# rekursionsanzahl ermitteln



## batou (27. Nov 2007)

Hallo zusammen,

kann mir jemand einen Tipp geben wie ich bei der Rekursion des größten gemeinsamen Teilers zweier zahlen die rekursionsanzahl ermitteln kann und diese dann auch ausgeben kann über return?


----------



## manuche (27. Nov 2007)

verstehe ich dich grad richtig, das du den größten gemeinsamen Teiler einer Zahl durch ein Rekursionsverfahren ermitteln willst und dabei gleichzeitig die Rekursionstiefe ausgegeben werden soll?
Wie ist denn die Rekursion des größten gemeinsamen Teilers oder willst du genau das wissen?


----------



## SlaterB (27. Nov 2007)

**Gesammelte Dateneinträge:**

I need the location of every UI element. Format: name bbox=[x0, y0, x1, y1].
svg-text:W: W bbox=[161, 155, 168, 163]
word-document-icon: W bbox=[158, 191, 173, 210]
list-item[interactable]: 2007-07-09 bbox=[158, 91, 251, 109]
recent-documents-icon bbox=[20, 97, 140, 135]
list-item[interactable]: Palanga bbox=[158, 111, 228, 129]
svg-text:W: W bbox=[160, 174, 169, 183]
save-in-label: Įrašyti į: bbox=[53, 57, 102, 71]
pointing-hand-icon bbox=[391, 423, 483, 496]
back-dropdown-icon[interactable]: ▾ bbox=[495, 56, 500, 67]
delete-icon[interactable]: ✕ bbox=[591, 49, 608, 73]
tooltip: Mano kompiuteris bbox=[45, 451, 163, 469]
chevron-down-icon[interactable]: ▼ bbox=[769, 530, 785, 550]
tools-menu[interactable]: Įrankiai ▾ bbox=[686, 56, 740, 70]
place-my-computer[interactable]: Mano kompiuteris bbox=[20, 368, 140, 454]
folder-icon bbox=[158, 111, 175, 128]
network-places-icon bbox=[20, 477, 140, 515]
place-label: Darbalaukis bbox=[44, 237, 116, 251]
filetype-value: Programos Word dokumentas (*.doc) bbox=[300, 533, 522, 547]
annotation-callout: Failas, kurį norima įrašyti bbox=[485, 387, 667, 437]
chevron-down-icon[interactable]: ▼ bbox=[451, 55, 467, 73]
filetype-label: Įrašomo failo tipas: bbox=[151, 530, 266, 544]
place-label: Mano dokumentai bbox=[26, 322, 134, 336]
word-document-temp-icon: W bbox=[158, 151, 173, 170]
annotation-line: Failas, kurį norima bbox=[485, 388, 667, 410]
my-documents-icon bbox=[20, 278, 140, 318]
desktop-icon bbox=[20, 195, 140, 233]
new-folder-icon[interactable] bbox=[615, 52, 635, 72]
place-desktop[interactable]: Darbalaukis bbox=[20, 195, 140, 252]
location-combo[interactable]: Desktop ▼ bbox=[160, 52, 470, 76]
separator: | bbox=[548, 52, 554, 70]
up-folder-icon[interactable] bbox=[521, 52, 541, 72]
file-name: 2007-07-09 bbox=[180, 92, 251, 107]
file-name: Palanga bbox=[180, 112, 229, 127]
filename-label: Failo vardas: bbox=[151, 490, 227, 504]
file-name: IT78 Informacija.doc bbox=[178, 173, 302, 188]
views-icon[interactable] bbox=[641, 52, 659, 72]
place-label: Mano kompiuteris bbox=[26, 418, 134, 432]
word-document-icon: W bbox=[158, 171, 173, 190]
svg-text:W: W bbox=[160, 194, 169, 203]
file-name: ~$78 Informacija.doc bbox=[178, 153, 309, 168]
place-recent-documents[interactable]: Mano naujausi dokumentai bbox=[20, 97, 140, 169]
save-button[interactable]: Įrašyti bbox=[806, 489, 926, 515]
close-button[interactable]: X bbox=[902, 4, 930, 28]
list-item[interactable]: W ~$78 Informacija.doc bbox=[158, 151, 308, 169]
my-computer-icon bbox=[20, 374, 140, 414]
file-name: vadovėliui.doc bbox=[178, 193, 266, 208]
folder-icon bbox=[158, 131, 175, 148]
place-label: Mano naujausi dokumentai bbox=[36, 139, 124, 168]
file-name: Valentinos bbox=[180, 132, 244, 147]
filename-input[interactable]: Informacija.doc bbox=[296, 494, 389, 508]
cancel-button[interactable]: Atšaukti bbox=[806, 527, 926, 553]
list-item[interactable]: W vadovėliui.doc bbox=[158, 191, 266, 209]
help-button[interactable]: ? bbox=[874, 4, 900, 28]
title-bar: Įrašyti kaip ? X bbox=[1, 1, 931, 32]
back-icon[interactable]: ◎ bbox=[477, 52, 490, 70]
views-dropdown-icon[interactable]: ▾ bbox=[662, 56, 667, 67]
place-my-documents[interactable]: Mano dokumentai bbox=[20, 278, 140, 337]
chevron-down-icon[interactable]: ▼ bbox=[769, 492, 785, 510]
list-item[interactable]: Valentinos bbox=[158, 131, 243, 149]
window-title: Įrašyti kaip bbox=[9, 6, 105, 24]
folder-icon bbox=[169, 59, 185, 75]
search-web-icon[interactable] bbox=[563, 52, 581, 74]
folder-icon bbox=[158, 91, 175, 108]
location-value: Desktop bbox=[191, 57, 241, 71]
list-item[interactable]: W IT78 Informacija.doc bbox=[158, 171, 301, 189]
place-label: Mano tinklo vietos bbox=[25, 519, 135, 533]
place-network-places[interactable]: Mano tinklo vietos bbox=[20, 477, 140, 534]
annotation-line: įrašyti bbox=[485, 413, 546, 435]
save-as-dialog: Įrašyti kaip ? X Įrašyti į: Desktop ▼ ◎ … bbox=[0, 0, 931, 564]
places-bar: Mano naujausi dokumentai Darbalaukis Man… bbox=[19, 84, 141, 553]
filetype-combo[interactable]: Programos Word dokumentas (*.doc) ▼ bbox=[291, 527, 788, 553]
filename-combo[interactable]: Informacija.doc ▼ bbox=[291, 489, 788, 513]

**Aufgaben:**
#1 Schreib aus der Forumsdiskussion über die Rekursionsanzahl die Stelle von „## batou (27.“ bis einschließlich „manuche (27. Nov 2007)“ wortgetreu ab.
#2 Worüber möchte batou in der Forumsdiskussion über die Rekursionsanzahl die ermittelte Rekursionsanzahl ausgeben?

**Antworten der Reihe:**
#1
## batou (27. Nov 2007)

Hallo zusammen,

kann mir jemand einen Tipp geben wie ich bei der Rekursion des größten gemeinsamen Teilers zweier zahlen die rekursionsanzahl ermitteln kann und diese dann auch ausgeben kann über return?


----------



## manuche (27. Nov 2007)

#2 Über return.